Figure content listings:
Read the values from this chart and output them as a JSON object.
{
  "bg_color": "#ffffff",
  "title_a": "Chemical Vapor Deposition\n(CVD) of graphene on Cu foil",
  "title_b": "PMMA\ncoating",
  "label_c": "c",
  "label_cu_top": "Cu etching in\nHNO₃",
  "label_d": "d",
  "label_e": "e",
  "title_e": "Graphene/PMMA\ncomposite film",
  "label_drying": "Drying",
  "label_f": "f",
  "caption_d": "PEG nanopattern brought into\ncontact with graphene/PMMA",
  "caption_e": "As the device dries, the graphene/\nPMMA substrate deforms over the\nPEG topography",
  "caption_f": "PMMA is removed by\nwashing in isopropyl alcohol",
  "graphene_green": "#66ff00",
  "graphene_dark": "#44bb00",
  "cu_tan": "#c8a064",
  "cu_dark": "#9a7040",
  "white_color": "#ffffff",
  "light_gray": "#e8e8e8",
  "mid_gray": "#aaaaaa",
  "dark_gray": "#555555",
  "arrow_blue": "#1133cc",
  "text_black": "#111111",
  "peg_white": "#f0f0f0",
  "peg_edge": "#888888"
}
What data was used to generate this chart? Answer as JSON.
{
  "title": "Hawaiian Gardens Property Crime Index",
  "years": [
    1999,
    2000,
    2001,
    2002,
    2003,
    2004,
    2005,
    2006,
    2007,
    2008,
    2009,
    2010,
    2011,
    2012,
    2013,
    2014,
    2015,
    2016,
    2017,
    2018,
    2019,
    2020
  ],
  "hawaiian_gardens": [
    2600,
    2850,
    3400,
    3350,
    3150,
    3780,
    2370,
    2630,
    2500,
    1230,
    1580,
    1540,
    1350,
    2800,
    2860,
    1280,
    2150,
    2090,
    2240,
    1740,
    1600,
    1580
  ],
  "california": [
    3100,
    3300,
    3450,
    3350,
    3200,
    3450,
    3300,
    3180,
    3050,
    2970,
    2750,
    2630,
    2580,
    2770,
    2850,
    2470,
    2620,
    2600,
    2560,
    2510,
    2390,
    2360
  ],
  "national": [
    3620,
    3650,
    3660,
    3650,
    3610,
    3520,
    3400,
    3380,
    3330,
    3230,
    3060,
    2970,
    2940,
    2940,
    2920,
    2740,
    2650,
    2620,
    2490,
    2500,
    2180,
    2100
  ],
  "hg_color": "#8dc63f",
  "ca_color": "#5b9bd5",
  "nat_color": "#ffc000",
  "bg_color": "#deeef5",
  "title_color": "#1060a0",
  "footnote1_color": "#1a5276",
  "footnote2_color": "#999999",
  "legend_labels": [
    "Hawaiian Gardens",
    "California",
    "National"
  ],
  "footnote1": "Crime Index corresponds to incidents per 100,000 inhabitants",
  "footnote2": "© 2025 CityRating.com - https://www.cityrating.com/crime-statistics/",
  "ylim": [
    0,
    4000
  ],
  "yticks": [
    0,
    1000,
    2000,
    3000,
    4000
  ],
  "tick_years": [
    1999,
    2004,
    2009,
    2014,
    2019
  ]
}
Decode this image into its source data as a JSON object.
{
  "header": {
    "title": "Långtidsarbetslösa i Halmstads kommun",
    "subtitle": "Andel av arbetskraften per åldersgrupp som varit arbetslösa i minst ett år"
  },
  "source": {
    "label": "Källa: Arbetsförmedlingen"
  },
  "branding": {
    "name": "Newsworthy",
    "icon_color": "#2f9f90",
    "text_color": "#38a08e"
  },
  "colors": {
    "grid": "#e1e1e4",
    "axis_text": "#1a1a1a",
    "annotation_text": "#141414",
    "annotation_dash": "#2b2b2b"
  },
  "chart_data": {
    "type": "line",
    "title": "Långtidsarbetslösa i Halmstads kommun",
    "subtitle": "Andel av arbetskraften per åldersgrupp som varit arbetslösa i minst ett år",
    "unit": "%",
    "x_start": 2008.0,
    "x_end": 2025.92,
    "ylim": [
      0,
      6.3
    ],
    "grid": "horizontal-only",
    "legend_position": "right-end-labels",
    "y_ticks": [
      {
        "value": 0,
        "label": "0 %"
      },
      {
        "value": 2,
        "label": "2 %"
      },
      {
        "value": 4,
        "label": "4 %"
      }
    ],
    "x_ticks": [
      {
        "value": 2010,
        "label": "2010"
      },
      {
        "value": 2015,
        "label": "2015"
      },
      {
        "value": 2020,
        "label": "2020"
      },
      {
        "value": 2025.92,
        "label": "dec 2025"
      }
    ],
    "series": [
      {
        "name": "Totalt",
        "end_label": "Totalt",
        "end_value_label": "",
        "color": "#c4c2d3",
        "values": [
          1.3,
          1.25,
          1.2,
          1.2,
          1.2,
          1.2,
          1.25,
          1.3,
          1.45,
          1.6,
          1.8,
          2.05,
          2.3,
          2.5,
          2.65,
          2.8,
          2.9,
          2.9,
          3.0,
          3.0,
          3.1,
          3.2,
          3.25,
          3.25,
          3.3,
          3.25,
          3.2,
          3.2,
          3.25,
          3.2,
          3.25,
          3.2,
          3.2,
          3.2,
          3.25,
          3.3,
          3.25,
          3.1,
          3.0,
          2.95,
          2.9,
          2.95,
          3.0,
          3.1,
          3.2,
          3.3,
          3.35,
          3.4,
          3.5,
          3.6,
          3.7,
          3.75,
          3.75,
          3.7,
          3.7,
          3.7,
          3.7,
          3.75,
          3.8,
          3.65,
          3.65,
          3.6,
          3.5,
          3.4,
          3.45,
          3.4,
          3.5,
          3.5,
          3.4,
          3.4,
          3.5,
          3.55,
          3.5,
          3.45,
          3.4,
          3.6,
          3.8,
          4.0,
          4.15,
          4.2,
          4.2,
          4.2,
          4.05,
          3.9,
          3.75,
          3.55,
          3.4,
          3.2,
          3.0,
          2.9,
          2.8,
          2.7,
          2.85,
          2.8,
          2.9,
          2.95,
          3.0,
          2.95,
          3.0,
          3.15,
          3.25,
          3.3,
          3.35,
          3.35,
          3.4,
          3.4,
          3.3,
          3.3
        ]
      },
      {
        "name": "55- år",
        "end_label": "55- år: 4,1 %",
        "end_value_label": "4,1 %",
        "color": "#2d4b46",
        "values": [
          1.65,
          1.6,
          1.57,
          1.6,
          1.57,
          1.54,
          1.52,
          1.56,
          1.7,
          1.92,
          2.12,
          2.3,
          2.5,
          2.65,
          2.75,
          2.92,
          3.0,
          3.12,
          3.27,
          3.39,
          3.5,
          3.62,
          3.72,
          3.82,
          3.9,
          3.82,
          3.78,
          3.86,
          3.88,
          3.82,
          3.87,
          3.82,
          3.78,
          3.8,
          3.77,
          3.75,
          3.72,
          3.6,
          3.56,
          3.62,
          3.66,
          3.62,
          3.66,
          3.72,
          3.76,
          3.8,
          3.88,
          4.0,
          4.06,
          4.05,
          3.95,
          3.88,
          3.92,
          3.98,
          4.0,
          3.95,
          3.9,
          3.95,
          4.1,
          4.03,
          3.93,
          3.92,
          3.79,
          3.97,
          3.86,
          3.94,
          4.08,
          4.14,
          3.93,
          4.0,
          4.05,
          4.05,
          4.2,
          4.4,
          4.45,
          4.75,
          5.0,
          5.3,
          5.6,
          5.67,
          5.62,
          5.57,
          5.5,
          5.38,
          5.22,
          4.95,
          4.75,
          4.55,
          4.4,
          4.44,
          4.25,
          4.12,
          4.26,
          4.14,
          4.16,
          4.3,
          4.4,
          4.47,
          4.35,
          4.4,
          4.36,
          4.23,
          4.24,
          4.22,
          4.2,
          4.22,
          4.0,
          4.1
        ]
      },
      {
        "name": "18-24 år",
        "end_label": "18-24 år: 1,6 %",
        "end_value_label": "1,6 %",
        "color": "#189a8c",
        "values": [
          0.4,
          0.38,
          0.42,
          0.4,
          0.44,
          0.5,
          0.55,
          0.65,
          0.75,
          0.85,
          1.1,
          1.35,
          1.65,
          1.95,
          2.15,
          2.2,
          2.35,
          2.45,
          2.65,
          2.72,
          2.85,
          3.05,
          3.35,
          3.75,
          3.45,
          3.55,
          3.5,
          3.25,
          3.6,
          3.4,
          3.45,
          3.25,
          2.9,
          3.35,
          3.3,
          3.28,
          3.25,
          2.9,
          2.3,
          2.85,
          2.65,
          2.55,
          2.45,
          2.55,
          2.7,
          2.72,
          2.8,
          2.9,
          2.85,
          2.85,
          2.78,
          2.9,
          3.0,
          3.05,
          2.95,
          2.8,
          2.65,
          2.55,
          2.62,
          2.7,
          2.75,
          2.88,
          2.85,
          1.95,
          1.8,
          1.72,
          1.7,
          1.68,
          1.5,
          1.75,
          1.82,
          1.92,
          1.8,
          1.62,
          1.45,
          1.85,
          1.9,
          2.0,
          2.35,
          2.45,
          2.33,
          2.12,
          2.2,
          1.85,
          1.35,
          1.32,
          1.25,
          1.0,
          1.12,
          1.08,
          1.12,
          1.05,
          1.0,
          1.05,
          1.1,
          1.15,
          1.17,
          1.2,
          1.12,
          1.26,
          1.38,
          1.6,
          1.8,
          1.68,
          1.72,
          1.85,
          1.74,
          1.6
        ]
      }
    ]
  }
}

WHAT IS NEEDED: What is the number of lines containing "name"? Give that number only.

FINISHED TASK: 4